#### The request:
Gather the lines from the material that contain "icons".

====== Given information ======

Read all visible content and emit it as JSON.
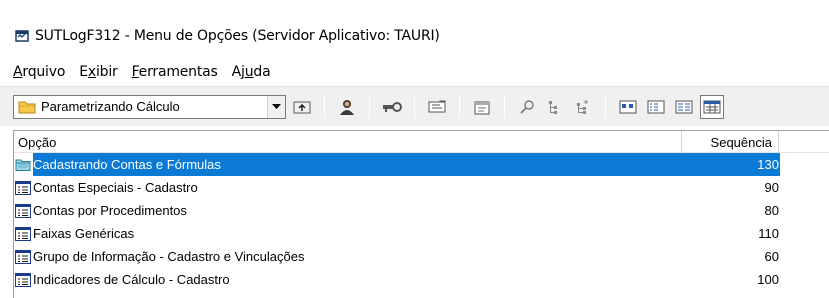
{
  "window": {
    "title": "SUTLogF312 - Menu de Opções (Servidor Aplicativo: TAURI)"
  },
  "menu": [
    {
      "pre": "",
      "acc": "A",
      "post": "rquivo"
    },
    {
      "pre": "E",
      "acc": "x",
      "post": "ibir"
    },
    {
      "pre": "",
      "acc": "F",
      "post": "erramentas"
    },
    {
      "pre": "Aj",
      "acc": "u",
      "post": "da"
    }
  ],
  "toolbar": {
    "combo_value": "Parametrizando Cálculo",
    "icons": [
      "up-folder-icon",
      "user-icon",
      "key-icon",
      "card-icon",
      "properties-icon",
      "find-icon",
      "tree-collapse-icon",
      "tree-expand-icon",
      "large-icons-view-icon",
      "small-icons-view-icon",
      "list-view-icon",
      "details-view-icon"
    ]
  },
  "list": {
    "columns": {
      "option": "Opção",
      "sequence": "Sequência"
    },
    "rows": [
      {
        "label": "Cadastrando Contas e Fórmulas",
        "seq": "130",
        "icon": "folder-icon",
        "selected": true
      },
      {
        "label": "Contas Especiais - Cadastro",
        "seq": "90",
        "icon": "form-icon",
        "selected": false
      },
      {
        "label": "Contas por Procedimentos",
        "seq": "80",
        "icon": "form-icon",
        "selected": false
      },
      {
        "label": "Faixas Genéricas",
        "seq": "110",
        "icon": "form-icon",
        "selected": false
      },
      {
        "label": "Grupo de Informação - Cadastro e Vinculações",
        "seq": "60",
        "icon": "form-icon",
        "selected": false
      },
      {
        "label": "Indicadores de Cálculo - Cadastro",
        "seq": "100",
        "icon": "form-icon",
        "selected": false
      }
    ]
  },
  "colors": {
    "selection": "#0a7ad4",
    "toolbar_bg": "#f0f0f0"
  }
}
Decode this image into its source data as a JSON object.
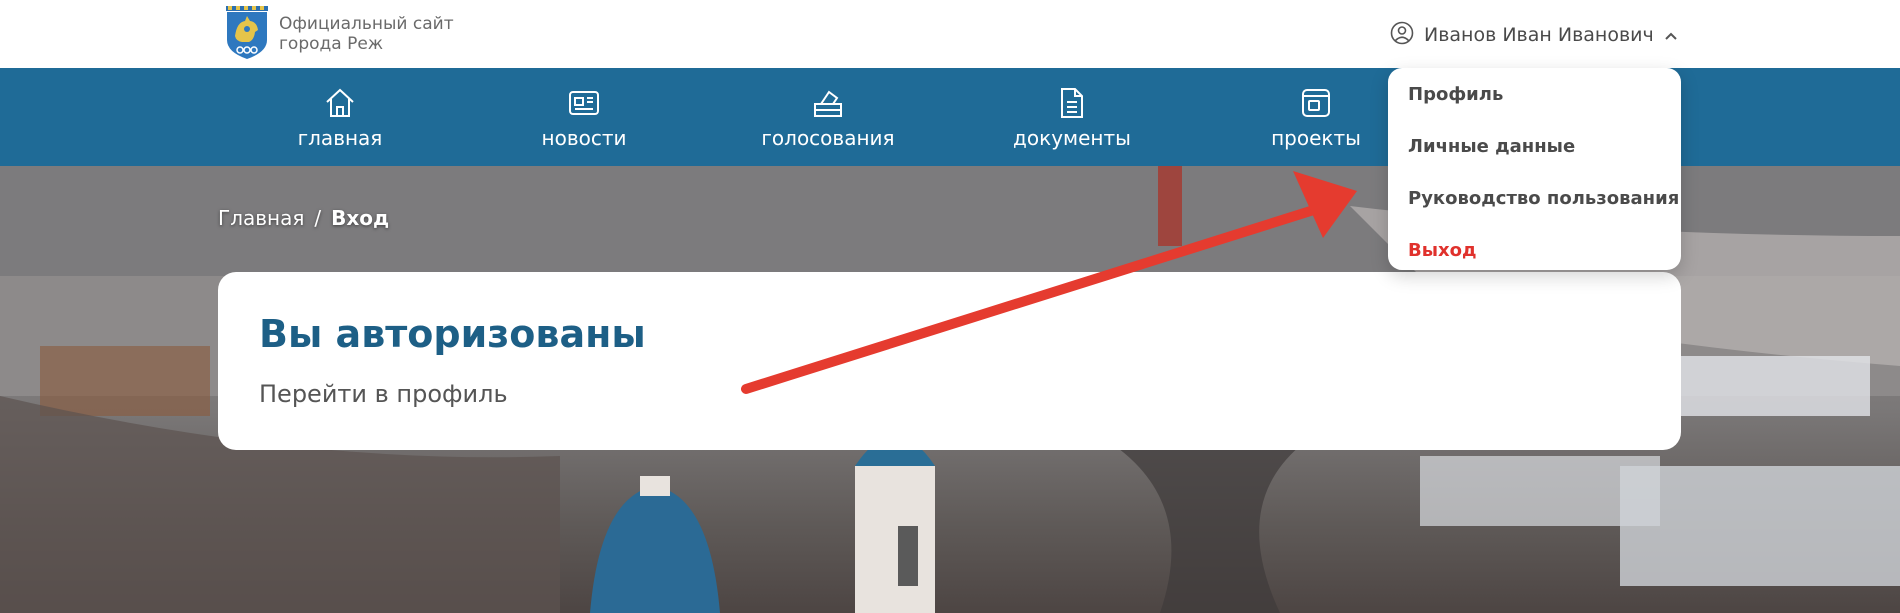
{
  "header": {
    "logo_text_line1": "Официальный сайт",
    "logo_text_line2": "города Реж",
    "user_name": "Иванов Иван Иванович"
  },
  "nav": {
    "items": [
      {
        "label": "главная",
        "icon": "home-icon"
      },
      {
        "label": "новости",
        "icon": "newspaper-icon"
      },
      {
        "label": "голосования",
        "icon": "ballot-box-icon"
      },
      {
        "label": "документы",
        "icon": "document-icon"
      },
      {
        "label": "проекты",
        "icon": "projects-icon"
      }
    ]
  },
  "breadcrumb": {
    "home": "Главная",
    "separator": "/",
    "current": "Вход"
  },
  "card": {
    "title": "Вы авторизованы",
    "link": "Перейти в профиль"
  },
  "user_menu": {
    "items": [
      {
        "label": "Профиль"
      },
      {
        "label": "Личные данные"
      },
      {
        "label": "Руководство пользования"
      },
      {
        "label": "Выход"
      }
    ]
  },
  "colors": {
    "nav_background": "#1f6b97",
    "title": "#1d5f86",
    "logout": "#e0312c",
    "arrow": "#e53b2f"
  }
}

======

#### Final answer:
    "icons": [
      "large-icons-view-icon",
      "small-icons-view-icon",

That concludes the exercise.